→ **Stated problem**
Without changing a character, return the entries, but not the images they hold.

(Excerpt from a dataset)
--- BEGIN ---

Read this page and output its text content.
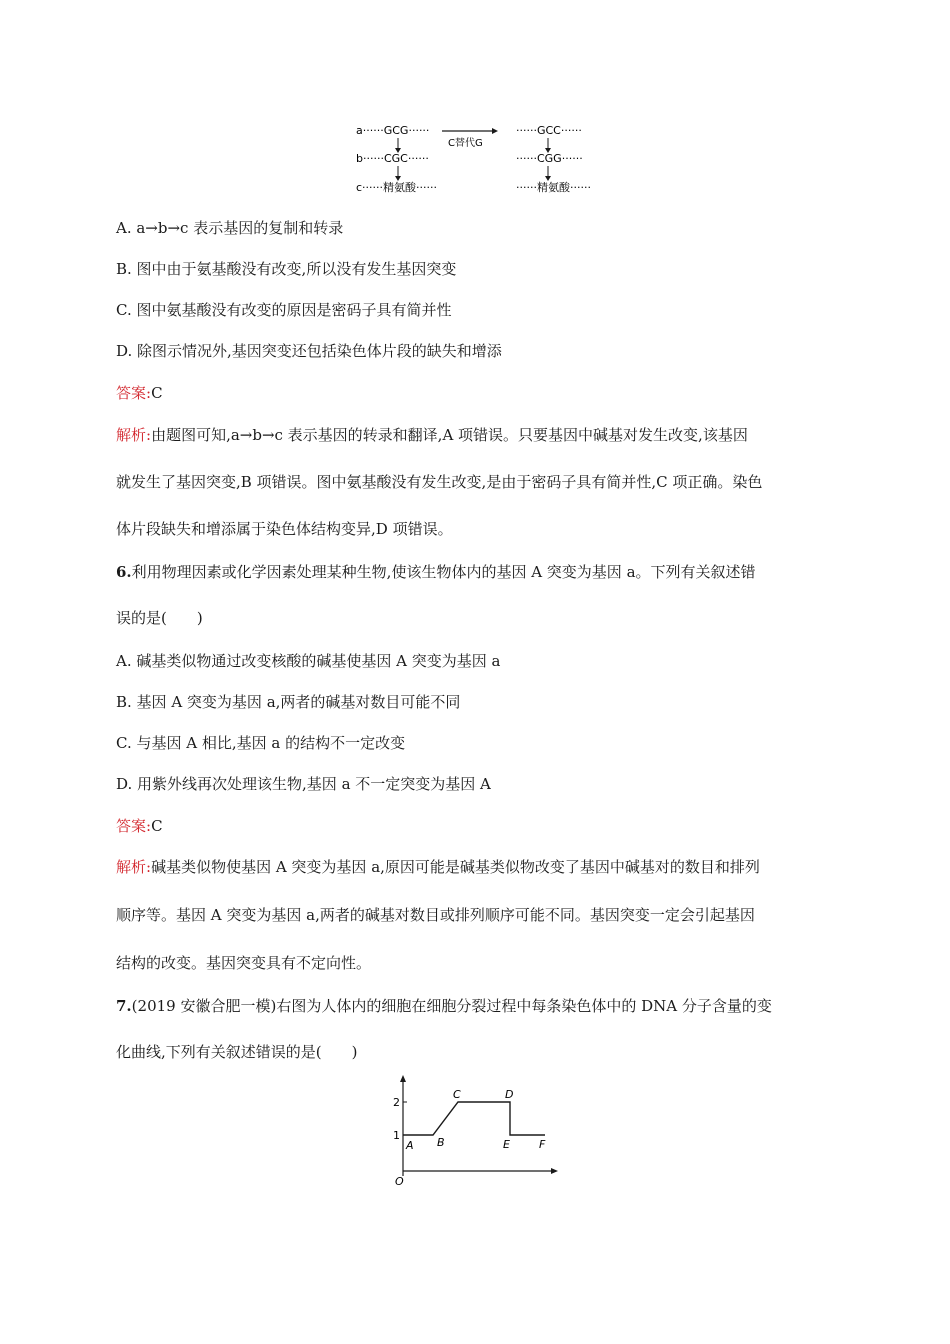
a······GCG······
b······CGC······
c······精氨酸······
C替代G
······GCC······
······CGG······
······精氨酸······
A. a→b→c 表示基因的复制和转录
B. 图中由于氨基酸没有改变,所以没有发生基因突变
C. 图中氨基酸没有改变的原因是密码子具有简并性
D. 除图示情况外,基因突变还包括染色体片段的缺失和增添
答案:C
解析:由题图可知,a→b→c 表示基因的转录和翻译,A 项错误。只要基因中碱基对发生改变,该基因
就发生了基因突变,B 项错误。图中氨基酸没有发生改变,是由于密码子具有简并性,C 项正确。染色
体片段缺失和增添属于染色体结构变异,D 项错误。
6.利用物理因素或化学因素处理某种生物,使该生物体内的基因 A 突变为基因 a。下列有关叙述错
误的是(　　)
A. 碱基类似物通过改变核酸的碱基使基因 A 突变为基因 a
B. 基因 A 突变为基因 a,两者的碱基对数目可能不同
C. 与基因 A 相比,基因 a 的结构不一定改变
D. 用紫外线再次处理该生物,基因 a 不一定突变为基因 A
答案:C
解析:碱基类似物使基因 A 突变为基因 a,原因可能是碱基类似物改变了基因中碱基对的数目和排列
顺序等。基因 A 突变为基因 a,两者的碱基对数目或排列顺序可能不同。基因突变一定会引起基因
结构的改变。基因突变具有不定向性。
7.(2019 安徽合肥一模)右图为人体内的细胞在细胞分裂过程中每条染色体中的 DNA 分子含量的变
化曲线,下列有关叙述错误的是(　　)
1
2
O
A B
C	D
E	F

--- END ---

→ **The response**
Read this page and output its text content.
a······GCG······
b······CGC······
c······精氨酸······
C替代G
······GCC······
······CGG······
······精氨酸······
A. a→b→c 表示基因的复制和转录
B. 图中由于氨基酸没有改变,所以没有发生基因突变
C. 图中氨基酸没有改变的原因是密码子具有简并性
D. 除图示情况外,基因突变还包括染色体片段的缺失和增添
答案:C
解析:由题图可知,a→b→c 表示基因的转录和翻译,A 项错误。只要基因中碱基对发生改变,该基因
就发生了基因突变,B 项错误。图中氨基酸没有发生改变,是由于密码子具有简并性,C 项正确。染色
体片段缺失和增添属于染色体结构变异,D 项错误。
6.利用物理因素或化学因素处理某种生物,使该生物体内的基因 A 突变为基因 a。下列有关叙述错
误的是(　　)
A. 碱基类似物通过改变核酸的碱基使基因 A 突变为基因 a
B. 基因 A 突变为基因 a,两者的碱基对数目可能不同
C. 与基因 A 相比,基因 a 的结构不一定改变
D. 用紫外线再次处理该生物,基因 a 不一定突变为基因 A
答案:C
解析:碱基类似物使基因 A 突变为基因 a,原因可能是碱基类似物改变了基因中碱基对的数目和排列
顺序等。基因 A 突变为基因 a,两者的碱基对数目或排列顺序可能不同。基因突变一定会引起基因
结构的改变。基因突变具有不定向性。
7.(2019 安徽合肥一模)右图为人体内的细胞在细胞分裂过程中每条染色体中的 DNA 分子含量的变
化曲线,下列有关叙述错误的是(　　)
1
2
O
A B
C	D
E	F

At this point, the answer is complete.